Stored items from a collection
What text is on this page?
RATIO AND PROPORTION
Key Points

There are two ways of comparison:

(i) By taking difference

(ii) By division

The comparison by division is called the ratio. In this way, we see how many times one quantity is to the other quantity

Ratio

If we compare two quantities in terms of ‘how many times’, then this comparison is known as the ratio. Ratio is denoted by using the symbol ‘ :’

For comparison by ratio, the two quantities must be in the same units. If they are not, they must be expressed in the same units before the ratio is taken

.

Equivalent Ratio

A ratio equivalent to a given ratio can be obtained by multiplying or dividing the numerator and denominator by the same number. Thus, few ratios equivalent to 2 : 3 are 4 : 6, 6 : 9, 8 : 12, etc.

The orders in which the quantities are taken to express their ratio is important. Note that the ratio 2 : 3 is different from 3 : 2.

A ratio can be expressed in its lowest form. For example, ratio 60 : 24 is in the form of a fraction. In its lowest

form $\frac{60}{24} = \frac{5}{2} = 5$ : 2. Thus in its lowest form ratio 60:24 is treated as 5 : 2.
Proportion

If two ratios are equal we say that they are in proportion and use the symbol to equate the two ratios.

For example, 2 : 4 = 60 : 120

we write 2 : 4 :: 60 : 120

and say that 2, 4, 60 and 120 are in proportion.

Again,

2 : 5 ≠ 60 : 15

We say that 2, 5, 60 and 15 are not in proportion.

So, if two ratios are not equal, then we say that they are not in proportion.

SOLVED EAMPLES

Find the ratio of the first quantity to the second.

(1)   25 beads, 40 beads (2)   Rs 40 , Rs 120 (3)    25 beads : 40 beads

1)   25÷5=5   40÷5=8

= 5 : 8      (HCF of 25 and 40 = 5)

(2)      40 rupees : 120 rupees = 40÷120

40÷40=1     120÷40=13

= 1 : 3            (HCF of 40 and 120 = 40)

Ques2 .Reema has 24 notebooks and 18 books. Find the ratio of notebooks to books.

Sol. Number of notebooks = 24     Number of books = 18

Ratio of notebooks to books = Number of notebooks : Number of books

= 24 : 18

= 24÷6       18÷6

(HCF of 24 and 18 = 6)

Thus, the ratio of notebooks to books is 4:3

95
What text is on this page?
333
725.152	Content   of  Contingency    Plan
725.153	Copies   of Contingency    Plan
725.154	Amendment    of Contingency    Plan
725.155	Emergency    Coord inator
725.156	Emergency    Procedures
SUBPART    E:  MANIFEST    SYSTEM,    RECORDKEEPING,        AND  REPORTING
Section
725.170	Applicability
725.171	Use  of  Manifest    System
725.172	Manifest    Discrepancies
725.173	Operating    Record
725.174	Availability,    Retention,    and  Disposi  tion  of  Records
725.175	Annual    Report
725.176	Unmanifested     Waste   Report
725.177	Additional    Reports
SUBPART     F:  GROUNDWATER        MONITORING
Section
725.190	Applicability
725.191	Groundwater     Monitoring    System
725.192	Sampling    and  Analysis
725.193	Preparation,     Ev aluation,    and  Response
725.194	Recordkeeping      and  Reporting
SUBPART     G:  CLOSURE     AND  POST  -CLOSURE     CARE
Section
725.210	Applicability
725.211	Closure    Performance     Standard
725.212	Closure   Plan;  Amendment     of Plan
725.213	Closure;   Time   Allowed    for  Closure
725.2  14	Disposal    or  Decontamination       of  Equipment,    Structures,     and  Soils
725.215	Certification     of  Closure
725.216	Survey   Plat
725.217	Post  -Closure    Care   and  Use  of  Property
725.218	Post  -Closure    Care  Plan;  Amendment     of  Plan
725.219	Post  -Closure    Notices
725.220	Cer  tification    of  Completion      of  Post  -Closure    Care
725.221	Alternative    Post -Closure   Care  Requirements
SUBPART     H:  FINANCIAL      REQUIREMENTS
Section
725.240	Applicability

■ Problem to solve: Copy every line of the records word for word.

■ Reply:
What text is on this page?
RATIO AND PROPORTION
Key Points

There are two ways of comparison:

(i) By taking difference

(ii) By division

The comparison by division is called the ratio. In this way, we see how many times one quantity is to the other quantity

Ratio

If we compare two quantities in terms of ‘how many times’, then this comparison is known as the ratio. Ratio is denoted by using the symbol ‘ :’

For comparison by ratio, the two quantities must be in the same units. If they are not, they must be expressed in the same units before the ratio is taken

.

Equivalent Ratio

A ratio equivalent to a given ratio can be obtained by multiplying or dividing the numerator and denominator by the same number. Thus, few ratios equivalent to 2 : 3 are 4 : 6, 6 : 9, 8 : 12, etc.

The orders in which the quantities are taken to express their ratio is important. Note that the ratio 2 : 3 is different from 3 : 2.

A ratio can be expressed in its lowest form. For example, ratio 60 : 24 is in the form of a fraction. In its lowest

form $\frac{60}{24} = \frac{5}{2} = 5$ : 2. Thus in its lowest form ratio 60:24 is treated as 5 : 2.
Proportion

If two ratios are equal we say that they are in proportion and use the symbol to equate the two ratios.

For example, 2 : 4 = 60 : 120

we write 2 : 4 :: 60 : 120

and say that 2, 4, 60 and 120 are in proportion.

Again,

2 : 5 ≠ 60 : 15

We say that 2, 5, 60 and 15 are not in proportion.

So, if two ratios are not equal, then we say that they are not in proportion.

SOLVED EAMPLES

Find the ratio of the first quantity to the second.

(1)   25 beads, 40 beads (2)   Rs 40 , Rs 120 (3)    25 beads : 40 beads

1)   25÷5=5   40÷5=8

= 5 : 8      (HCF of 25 and 40 = 5)

(2)      40 rupees : 120 rupees = 40÷120

40÷40=1     120÷40=13

= 1 : 3            (HCF of 40 and 120 = 40)

Ques2 .Reema has 24 notebooks and 18 books. Find the ratio of notebooks to books.

Sol. Number of notebooks = 24     Number of books = 18

Ratio of notebooks to books = Number of notebooks : Number of books

= 24 : 18

= 24÷6       18÷6

(HCF of 24 and 18 = 6)

Thus, the ratio of notebooks to books is 4:3

95
What text is on this page?
333
725.152	Content   of  Contingency    Plan
725.153	Copies   of Contingency    Plan
725.154	Amendment    of Contingency    Plan
725.155	Emergency    Coord inator
725.156	Emergency    Procedures
SUBPART    E:  MANIFEST    SYSTEM,    RECORDKEEPING,        AND  REPORTING
Section
725.170	Applicability
725.171	Use  of  Manifest    System
725.172	Manifest    Discrepancies
725.173	Operating    Record
725.174	Availability,    Retention,    and  Disposi  tion  of  Records
725.175	Annual    Report
725.176	Unmanifested     Waste   Report
725.177	Additional    Reports
SUBPART     F:  GROUNDWATER        MONITORING
Section
725.190	Applicability
725.191	Groundwater     Monitoring    System
725.192	Sampling    and  Analysis
725.193	Preparation,     Ev aluation,    and  Response
725.194	Recordkeeping      and  Reporting
SUBPART     G:  CLOSURE     AND  POST  -CLOSURE     CARE
Section
725.210	Applicability
725.211	Closure    Performance     Standard
725.212	Closure   Plan;  Amendment     of Plan
725.213	Closure;   Time   Allowed    for  Closure
725.2  14	Disposal    or  Decontamination       of  Equipment,    Structures,     and  Soils
725.215	Certification     of  Closure
725.216	Survey   Plat
725.217	Post  -Closure    Care   and  Use  of  Property
725.218	Post  -Closure    Care  Plan;  Amendment     of  Plan
725.219	Post  -Closure    Notices
725.220	Cer  tification    of  Completion      of  Post  -Closure    Care
725.221	Alternative    Post -Closure   Care  Requirements
SUBPART     H:  FINANCIAL      REQUIREMENTS
Section
725.240	Applicability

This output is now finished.